--- RECORDED DATA ---
-*-
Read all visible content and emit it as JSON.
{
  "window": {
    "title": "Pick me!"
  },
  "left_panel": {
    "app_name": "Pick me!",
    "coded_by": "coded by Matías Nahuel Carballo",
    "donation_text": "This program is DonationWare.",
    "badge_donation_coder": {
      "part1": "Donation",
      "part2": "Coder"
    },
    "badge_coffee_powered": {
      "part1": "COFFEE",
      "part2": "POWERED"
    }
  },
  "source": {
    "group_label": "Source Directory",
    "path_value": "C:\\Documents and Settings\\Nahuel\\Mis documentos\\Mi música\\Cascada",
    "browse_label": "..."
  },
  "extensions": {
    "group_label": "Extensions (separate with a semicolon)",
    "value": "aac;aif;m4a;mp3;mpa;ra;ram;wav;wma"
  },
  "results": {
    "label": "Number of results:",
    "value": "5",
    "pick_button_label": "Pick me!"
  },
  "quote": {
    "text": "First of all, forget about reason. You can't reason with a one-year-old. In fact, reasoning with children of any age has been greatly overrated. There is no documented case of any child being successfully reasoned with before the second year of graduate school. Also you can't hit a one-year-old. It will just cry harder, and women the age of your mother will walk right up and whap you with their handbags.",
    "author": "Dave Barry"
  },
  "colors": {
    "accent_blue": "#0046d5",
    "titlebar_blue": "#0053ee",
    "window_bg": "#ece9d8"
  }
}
-*-
--- DIRECTIONS FOR THIS TASK ---
Transcribe every entry exactly, omitting nothing.

--- RESULT OF THIS TASK ---
Read all visible content and emit it as JSON.
{
  "window": {
    "title": "Pick me!"
  },
  "left_panel": {
    "app_name": "Pick me!",
    "coded_by": "coded by Matías Nahuel Carballo",
    "donation_text": "This program is DonationWare.",
    "badge_donation_coder": {
      "part1": "Donation",
      "part2": "Coder"
    },
    "badge_coffee_powered": {
      "part1": "COFFEE",
      "part2": "POWERED"
    }
  },
  "source": {
    "group_label": "Source Directory",
    "path_value": "C:\\Documents and Settings\\Nahuel\\Mis documentos\\Mi música\\Cascada",
    "browse_label": "..."
  },
  "extensions": {
    "group_label": "Extensions (separate with a semicolon)",
    "value": "aac;aif;m4a;mp3;mpa;ra;ram;wav;wma"
  },
  "results": {
    "label": "Number of results:",
    "value": "5",
    "pick_button_label": "Pick me!"
  },
  "quote": {
    "text": "First of all, forget about reason. You can't reason with a one-year-old. In fact, reasoning with children of any age has been greatly overrated. There is no documented case of any child being successfully reasoned with before the second year of graduate school. Also you can't hit a one-year-old. It will just cry harder, and women the age of your mother will walk right up and whap you with their handbags.",
    "author": "Dave Barry"
  },
  "colors": {
    "accent_blue": "#0046d5",
    "titlebar_blue": "#0053ee",
    "window_bg": "#ece9d8"
  }
}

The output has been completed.